Exercise description>
Find each line with the string "Cumulative" and copy it.

Extracted entries>
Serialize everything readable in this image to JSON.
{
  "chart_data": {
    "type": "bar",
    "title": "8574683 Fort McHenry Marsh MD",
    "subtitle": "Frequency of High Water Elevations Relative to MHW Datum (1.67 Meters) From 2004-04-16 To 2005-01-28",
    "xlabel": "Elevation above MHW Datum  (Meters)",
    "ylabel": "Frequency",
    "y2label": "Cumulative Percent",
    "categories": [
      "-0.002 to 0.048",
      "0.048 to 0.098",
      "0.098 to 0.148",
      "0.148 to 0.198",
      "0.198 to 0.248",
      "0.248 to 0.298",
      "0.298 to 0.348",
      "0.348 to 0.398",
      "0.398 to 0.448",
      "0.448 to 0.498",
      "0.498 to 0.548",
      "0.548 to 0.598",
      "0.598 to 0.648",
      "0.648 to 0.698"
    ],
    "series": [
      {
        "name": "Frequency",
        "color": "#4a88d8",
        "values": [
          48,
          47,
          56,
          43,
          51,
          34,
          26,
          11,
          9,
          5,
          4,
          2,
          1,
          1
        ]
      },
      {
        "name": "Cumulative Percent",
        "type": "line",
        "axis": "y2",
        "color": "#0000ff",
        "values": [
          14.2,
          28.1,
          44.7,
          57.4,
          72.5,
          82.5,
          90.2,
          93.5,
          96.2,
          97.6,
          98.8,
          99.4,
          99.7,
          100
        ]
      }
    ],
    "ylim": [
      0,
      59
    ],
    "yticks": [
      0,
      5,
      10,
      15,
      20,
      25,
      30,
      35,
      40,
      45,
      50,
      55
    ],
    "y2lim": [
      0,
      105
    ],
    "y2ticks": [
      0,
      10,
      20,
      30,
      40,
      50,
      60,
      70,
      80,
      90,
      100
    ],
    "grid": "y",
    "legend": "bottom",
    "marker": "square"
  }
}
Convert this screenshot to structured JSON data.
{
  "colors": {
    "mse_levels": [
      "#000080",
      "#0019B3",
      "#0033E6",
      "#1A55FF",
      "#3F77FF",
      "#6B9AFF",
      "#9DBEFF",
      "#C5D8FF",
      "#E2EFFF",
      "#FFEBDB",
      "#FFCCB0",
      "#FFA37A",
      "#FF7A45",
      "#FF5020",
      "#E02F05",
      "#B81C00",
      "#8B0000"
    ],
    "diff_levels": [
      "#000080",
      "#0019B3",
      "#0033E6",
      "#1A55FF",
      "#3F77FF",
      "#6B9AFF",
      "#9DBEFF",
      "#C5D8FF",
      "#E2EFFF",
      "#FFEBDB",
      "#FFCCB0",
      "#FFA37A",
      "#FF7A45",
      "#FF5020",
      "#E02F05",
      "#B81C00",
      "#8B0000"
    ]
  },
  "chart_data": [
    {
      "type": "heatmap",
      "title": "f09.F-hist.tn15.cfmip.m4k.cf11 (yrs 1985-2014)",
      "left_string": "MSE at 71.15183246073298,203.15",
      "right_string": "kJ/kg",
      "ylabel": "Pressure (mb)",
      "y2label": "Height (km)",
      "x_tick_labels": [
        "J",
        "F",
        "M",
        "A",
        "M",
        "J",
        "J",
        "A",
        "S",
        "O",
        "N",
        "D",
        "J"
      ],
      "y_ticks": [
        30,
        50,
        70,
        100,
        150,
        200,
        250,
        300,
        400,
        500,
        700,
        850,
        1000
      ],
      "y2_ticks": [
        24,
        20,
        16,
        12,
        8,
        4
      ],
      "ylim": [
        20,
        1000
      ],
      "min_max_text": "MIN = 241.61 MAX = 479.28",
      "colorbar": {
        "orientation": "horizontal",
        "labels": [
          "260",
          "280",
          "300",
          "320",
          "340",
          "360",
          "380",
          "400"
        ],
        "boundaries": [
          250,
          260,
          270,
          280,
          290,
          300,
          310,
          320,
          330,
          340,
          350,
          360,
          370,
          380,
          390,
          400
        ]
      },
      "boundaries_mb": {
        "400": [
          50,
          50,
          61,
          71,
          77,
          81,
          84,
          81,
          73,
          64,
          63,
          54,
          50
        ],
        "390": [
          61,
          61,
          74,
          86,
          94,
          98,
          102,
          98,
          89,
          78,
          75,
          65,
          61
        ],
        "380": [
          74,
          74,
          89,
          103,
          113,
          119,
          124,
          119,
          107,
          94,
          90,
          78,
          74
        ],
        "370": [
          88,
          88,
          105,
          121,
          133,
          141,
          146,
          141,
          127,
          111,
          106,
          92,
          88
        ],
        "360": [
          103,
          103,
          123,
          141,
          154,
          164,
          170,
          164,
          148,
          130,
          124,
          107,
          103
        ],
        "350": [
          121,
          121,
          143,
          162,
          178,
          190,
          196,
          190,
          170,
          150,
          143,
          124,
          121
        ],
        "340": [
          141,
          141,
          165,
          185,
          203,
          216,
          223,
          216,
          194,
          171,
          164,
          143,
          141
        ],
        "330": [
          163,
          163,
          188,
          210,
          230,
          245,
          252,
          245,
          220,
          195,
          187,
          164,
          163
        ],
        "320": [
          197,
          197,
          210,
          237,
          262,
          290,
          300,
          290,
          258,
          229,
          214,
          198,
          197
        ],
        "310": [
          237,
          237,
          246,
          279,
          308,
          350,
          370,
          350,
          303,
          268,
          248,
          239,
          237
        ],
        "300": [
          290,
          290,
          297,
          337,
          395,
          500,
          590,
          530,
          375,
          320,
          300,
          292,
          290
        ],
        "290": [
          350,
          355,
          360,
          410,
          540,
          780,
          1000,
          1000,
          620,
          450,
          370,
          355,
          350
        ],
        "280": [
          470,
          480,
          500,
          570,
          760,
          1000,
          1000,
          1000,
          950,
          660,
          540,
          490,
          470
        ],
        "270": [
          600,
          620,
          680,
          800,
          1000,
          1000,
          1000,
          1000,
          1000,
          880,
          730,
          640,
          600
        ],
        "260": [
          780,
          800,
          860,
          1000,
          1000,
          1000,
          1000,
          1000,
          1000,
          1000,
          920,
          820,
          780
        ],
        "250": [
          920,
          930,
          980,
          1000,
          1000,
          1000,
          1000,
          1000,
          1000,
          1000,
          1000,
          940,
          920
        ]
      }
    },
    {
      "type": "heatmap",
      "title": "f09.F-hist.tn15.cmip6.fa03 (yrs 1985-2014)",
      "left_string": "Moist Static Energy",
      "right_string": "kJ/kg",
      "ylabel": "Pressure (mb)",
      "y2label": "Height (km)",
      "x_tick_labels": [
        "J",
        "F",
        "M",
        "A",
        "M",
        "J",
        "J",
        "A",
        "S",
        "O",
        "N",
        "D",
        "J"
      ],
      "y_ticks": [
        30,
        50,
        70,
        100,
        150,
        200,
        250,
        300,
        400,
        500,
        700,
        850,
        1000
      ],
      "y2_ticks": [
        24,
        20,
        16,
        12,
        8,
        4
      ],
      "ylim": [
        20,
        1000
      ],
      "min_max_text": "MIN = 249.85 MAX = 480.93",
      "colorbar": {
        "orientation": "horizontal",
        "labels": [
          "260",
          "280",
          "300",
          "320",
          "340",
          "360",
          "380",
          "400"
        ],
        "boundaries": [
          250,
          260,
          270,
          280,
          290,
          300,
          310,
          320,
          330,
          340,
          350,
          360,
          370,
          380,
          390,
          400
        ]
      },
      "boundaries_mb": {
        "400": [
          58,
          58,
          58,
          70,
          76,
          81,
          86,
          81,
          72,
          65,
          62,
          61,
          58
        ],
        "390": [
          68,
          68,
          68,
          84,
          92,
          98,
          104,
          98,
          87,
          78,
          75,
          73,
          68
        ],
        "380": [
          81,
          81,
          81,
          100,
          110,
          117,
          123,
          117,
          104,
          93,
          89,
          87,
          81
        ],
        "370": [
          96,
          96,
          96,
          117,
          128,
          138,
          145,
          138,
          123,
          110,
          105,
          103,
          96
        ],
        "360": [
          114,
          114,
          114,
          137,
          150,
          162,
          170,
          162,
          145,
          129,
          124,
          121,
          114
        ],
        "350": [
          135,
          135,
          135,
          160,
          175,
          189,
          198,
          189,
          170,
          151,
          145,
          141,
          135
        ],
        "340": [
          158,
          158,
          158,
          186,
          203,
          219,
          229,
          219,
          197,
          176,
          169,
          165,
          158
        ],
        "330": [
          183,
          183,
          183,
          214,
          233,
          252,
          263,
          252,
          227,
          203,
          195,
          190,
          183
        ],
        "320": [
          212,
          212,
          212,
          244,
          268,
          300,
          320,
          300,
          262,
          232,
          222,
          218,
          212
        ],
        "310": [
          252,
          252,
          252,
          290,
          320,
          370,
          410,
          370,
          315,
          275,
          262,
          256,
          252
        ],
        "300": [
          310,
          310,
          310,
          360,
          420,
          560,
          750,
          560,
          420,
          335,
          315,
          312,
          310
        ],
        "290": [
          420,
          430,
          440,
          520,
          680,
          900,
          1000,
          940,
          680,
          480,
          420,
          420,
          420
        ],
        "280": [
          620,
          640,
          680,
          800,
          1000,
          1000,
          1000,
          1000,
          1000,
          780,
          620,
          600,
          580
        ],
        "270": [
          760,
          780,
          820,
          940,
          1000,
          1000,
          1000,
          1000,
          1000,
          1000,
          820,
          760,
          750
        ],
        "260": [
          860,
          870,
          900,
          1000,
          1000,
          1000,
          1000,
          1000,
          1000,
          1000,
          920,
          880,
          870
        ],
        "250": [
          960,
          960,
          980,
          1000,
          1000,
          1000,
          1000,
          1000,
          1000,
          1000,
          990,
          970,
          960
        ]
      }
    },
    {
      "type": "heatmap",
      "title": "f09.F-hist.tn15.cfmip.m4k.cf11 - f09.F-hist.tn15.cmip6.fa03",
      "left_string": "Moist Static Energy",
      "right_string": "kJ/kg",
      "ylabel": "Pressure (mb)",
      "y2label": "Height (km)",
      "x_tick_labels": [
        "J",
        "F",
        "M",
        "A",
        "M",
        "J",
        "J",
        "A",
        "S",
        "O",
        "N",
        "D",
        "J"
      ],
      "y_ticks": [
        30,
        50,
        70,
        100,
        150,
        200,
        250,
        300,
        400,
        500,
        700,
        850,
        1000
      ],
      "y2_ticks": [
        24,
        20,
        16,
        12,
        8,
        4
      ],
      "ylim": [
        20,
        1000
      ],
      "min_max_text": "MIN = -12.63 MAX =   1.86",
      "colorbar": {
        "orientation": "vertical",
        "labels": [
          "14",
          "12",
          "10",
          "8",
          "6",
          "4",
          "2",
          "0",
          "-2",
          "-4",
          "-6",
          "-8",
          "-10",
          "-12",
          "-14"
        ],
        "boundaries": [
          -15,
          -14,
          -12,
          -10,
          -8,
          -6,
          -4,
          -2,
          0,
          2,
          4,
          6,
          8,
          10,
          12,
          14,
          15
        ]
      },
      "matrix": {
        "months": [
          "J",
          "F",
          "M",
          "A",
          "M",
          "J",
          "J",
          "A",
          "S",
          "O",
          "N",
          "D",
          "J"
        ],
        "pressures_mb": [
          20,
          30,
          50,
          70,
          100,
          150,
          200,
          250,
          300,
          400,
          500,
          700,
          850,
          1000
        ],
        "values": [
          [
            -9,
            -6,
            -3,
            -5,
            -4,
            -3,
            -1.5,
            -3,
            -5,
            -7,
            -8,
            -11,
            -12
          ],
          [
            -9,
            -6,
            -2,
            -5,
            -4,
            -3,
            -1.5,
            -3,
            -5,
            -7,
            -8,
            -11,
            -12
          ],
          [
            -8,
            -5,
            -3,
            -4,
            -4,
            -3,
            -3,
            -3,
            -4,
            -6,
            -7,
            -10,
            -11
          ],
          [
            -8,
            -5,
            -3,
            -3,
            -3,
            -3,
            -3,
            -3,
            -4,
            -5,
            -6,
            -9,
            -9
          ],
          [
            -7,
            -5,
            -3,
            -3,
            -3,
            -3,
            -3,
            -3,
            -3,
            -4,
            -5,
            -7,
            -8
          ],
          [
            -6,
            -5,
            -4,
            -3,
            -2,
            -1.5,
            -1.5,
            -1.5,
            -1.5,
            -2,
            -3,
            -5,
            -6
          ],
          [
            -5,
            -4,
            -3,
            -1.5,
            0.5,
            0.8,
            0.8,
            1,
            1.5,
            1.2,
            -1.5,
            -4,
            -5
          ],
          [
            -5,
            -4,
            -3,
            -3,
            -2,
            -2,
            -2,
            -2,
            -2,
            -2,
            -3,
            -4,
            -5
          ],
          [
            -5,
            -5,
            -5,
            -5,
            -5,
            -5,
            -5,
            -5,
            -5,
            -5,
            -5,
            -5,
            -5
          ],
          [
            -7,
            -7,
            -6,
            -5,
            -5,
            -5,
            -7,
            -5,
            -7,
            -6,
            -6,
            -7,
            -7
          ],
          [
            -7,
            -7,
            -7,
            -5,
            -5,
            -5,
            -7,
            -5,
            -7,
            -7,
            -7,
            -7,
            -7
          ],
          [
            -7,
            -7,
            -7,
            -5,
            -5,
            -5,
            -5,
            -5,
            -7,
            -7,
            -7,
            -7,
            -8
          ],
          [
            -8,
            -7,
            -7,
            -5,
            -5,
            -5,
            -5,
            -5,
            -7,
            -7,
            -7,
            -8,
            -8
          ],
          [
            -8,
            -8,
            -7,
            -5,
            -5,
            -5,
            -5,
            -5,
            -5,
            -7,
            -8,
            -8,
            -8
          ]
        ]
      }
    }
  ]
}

Result below>
    "y2label": "Cumulative Percent",
        "name": "Cumulative Percent",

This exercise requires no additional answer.